> _PROBLEMS TO WORK ON_:
(1) List every instrument in the alcohol measures text whose full name is followed by an abbreviation in parentheses. Give each full name with its abbreviation.
(2) Copy the passage of the alcohol measures text that starts at the words "The Alcohol Use" and ends after the words "alpha = .79.".
(3) Decide whether each statement agrees with the alcohol measures text: (a) The AUDIT contains 10 questions. (b) For males, a heavy episodic drinking occurrence was defined as four or more drinks on a single occasion. (c) RAPI items were rated on a 7-point scale. Answer yes or no for each, and quote the words of the text that decide it.

> _STUDY TEXT_:
-- -- --
We assessed two different alcohol-related associations: alcohol approach and drinking identity (see Lindgren et al., 2013a). For the alcohol approach IAT, we used five images of alcohol (e.g., beer, liquor, wine) and five images of water. Approach and avoid were represented by words (e.g., approach, toward, avoid, leave). For the drinking identity IAT, drinker and non-drinker words (e.g., drinker, partier, abstainer, non-drinker) were paired with words representing the self or other (e.g., me, self, they, other). IATs were scored such that higher scores indicated stronger associations between alcohol-approach (and water-avoid) and drinker + me (and non-drinker + not-me), respectively. Each IAT’s internal consistency was calculated by computing two D score algorithms (one from the trials from third and sixth blocks and one from the trials from the fourth and seventh blocks) and then calculating the Pearson r, an approach used by Greenwald et al. (2003; alcohol approach r = .48, drinking identity r = .39). Internal consistencies for the drinking identity IAT were lower than observed in other studies with similar samples [5].

In the online screening survey, typical weekly alcohol consumption was calculated using the Daily Drinking Questionnaire (DDQ) [29]. Participants reported the number of drinks they consumed on each day of a typical week during the last three months using provided standard drink volume definitions (4 oz. wine, 12 oz. beer, 10 oz. microbrew beer, 1.5 oz 80-proof hard liquor). Cronbach’s alpha = .69.

Participants reported the number of heavy episodic drinking occurrences they had experienced in the last month, defined as four or more drinks on a single occasion for females, or five or more for males.

The Alcohol Use Disorders Identification Test (AUDIT) [30] contains 10 questions evaluating consumption, dependence and consequences related to alcohol. Elevated summed scores indicate a greater likelihood of disordered alcohol use. Cronbach’s alpha = .79.

The frequency of alcohol-related problems in the previous three months was assessed with the 25-item Rutgers Alcohol Problem Index (RAPI) [31]. Two items were added assessing the regularity with which participants drove shortly after having two or four drinks, respectively. All items were rated using a range of five options (“never” (0) to “more than 10 times” (4)). Cronbach’s alpha = .92.

After completing the training task, participants reported how many standard drinks they intended to drink each day of the following week (adapted from the alcohol consumption measure) [29]. Cronbach’s alpha = .65.

Current alcohol cravings were assessed via the 12-item Alcohol Craving Questionnaire—Short Form—Revised questionnaire (ACQ) [32]. Participants reported their agreement with statements such as “I miss drinking” and “If I used alcohol, I would feel less tense” on a 7-point scale anchored by “strongly disagree” and “strongly agree.” Cronbach’s alpha = .86.

Participants rated the appeal of each stimulus used in the AAT training task using the following scale, 1 (“I don’t find this appealing”) to 7 (“I find this extremely appealing”) [7]. Average ratings were computed for the alcohol and non-alcohol stimuli. These items were included to evaluate whether training affected preferences for alcohol or non-alcohol related stimuli [22]. Cronbach’s alpha for the approach avoid training were .95 (alcohol), .97 (non-alcohol); for general identity were .97 (alcohol), .82 (non-alcohol); and for personalized identity were .91 (alcohol), .89 (non-alcohol).

Procedures.
-- -- --
Document layout detection data:
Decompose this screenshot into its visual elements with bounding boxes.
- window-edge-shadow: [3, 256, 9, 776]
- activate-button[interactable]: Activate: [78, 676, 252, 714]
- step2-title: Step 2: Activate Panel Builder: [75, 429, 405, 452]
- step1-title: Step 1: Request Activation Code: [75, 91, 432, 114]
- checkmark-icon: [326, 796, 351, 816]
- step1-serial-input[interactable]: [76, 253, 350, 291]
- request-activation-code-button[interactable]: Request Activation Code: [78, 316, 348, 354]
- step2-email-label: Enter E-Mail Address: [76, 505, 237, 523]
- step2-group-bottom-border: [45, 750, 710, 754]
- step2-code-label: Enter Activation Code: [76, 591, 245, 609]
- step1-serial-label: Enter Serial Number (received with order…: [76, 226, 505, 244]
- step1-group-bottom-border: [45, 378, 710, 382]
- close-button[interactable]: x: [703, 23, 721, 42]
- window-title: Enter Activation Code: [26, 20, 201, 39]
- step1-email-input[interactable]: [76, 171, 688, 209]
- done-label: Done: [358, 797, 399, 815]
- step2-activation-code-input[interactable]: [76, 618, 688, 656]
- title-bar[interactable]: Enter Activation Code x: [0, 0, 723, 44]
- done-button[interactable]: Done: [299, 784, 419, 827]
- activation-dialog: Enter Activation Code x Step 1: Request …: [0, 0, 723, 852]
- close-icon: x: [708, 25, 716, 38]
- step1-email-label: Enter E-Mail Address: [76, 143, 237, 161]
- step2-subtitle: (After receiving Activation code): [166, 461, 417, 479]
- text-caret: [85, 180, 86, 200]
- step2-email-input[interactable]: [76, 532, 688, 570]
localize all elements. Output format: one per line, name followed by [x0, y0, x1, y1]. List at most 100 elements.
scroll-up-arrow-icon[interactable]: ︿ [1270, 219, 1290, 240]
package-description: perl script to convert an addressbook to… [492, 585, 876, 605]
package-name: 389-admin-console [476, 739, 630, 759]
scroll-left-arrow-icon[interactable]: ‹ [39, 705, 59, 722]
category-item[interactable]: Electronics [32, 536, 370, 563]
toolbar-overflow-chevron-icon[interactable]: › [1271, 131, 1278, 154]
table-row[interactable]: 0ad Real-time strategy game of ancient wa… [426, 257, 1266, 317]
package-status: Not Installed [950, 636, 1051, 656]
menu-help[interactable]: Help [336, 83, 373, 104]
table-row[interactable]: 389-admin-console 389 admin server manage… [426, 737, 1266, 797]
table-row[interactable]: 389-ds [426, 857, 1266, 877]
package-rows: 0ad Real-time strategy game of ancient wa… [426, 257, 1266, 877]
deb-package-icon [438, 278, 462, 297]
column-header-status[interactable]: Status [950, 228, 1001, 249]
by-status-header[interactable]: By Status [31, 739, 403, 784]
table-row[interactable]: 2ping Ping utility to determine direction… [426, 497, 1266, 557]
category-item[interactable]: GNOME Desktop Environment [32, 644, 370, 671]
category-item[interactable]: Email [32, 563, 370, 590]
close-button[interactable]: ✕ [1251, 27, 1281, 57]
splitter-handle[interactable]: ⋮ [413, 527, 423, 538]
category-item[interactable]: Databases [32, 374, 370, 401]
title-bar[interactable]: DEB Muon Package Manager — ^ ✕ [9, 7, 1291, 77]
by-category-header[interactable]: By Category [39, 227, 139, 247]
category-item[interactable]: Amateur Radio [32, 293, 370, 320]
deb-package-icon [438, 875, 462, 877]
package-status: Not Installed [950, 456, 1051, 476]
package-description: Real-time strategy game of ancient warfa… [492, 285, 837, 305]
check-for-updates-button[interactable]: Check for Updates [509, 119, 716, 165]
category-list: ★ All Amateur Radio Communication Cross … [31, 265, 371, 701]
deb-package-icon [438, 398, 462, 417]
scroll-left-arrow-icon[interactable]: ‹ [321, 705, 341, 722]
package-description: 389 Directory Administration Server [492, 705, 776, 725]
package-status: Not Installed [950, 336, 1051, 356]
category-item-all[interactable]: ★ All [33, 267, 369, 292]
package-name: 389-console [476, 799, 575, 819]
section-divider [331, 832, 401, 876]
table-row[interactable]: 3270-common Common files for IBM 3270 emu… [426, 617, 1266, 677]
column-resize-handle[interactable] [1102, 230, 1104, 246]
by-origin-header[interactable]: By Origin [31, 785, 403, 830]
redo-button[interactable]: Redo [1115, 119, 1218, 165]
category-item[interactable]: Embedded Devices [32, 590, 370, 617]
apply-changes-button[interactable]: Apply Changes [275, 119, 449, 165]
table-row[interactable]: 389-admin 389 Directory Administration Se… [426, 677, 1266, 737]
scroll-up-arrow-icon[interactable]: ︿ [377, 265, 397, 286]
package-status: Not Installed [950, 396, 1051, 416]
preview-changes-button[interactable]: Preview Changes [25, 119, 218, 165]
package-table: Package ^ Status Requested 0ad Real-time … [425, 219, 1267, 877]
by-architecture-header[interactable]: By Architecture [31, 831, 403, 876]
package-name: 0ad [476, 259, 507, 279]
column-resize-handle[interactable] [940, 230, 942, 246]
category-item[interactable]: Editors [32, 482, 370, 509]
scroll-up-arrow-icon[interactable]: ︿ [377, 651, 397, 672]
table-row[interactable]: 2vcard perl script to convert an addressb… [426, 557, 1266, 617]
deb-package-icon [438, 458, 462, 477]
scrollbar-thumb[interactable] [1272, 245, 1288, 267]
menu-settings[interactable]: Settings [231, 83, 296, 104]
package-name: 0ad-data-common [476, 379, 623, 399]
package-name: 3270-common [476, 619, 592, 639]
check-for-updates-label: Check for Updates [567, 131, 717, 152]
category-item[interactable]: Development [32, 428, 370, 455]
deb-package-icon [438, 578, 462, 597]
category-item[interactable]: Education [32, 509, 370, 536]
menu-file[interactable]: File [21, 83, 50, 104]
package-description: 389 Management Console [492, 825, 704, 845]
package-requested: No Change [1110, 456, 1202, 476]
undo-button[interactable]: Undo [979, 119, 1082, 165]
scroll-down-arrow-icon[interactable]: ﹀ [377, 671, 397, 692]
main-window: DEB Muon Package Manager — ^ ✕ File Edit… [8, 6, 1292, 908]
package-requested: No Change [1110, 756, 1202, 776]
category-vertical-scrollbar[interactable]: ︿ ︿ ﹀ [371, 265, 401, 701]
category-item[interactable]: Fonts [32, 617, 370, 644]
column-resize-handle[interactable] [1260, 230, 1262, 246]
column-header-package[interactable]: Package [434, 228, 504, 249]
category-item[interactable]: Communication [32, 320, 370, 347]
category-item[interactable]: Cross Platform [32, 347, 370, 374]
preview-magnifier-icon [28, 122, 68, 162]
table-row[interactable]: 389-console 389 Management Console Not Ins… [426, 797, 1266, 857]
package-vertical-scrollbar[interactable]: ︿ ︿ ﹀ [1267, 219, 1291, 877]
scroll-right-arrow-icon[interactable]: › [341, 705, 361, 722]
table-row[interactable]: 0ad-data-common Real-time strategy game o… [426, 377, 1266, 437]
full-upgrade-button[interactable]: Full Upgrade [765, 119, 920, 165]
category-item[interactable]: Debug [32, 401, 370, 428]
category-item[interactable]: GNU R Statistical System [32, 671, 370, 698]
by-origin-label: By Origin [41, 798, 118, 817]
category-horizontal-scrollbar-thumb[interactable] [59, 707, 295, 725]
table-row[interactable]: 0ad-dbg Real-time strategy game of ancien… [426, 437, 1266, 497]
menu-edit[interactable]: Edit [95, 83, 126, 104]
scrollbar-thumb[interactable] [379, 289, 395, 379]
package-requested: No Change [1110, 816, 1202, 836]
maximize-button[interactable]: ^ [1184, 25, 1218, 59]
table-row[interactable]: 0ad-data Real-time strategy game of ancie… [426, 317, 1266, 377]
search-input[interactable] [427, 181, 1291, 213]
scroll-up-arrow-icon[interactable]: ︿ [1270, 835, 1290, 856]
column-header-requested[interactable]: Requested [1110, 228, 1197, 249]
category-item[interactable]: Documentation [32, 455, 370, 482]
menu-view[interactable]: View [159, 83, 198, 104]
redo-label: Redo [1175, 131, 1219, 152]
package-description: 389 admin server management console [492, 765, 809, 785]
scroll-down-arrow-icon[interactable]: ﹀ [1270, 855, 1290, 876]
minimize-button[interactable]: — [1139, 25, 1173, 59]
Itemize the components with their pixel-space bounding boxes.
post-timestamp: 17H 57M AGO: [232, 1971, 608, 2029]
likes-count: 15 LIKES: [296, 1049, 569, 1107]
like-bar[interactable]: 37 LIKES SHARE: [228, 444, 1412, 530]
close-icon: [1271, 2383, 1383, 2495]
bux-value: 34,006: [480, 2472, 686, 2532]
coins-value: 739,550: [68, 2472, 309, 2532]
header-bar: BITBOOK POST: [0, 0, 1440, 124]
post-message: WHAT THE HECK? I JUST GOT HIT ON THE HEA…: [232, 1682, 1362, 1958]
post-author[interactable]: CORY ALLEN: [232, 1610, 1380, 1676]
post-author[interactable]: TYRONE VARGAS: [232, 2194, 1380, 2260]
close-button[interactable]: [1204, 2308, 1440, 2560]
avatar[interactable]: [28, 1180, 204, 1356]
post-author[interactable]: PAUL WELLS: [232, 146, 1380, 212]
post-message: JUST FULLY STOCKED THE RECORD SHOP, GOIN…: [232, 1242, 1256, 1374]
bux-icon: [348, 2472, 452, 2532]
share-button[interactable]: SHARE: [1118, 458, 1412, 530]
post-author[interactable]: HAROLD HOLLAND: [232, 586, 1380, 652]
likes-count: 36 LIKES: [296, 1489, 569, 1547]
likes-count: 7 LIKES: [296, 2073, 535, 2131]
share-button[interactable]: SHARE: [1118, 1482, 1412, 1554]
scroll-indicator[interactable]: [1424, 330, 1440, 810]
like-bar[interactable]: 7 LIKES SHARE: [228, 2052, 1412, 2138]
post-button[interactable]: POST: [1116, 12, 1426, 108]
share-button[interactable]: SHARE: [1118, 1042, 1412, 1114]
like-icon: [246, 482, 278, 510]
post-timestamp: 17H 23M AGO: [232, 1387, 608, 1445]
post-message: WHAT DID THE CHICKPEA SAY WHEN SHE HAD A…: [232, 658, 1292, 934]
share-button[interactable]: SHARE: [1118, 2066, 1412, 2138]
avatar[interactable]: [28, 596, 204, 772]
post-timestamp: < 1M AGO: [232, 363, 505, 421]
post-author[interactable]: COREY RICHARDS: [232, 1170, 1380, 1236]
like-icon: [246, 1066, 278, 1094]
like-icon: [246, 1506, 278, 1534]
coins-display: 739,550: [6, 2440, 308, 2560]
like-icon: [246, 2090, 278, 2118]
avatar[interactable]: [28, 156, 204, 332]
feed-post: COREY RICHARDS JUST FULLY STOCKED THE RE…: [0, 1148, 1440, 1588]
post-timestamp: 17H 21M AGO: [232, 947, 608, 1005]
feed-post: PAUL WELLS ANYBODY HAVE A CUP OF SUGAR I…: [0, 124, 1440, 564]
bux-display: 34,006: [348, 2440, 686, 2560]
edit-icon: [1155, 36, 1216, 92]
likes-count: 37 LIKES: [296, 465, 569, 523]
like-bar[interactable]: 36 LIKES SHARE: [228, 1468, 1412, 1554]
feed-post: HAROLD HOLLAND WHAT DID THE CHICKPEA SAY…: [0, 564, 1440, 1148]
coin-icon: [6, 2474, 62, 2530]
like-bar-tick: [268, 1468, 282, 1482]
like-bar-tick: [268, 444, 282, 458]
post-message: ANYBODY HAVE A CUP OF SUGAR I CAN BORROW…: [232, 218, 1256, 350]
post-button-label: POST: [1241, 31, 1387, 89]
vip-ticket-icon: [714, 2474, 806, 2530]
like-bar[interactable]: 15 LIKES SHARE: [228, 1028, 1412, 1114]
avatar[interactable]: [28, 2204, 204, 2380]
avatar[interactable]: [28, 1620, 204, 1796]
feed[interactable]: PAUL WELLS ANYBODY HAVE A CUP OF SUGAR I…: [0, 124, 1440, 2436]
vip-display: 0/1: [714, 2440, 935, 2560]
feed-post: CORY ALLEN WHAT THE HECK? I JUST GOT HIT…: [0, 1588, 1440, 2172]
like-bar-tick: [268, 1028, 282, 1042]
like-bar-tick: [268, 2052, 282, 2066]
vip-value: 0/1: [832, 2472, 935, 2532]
-- -- --
> _TASK-BY-TASK RESULTS_:
(1)
Daily Drinking Questionnaire (DDQ)
Alcohol Use Disorders Identification Test (AUDIT)
Rutgers Alcohol Problem Index (RAPI)
Alcohol Craving Questionnaire—Short Form—Revised questionnaire (ACQ)

(2)
The Alcohol Use Disorders Identification Test (AUDIT) [30] contains 10 questions evaluating consumption, dependence and consequences related to alcohol. Elevated summed scores indicate a greater likelihood of disordered alcohol use. Cronbach’s alpha = .79.

(3)
(a) Yes: "contains 10 questions evaluating consumption, dependence and consequences related to alcohol"
(b) No: "four or more drinks on a single occasion for females, or five or more for males"
(c) No: "All items were rated using a range of five options"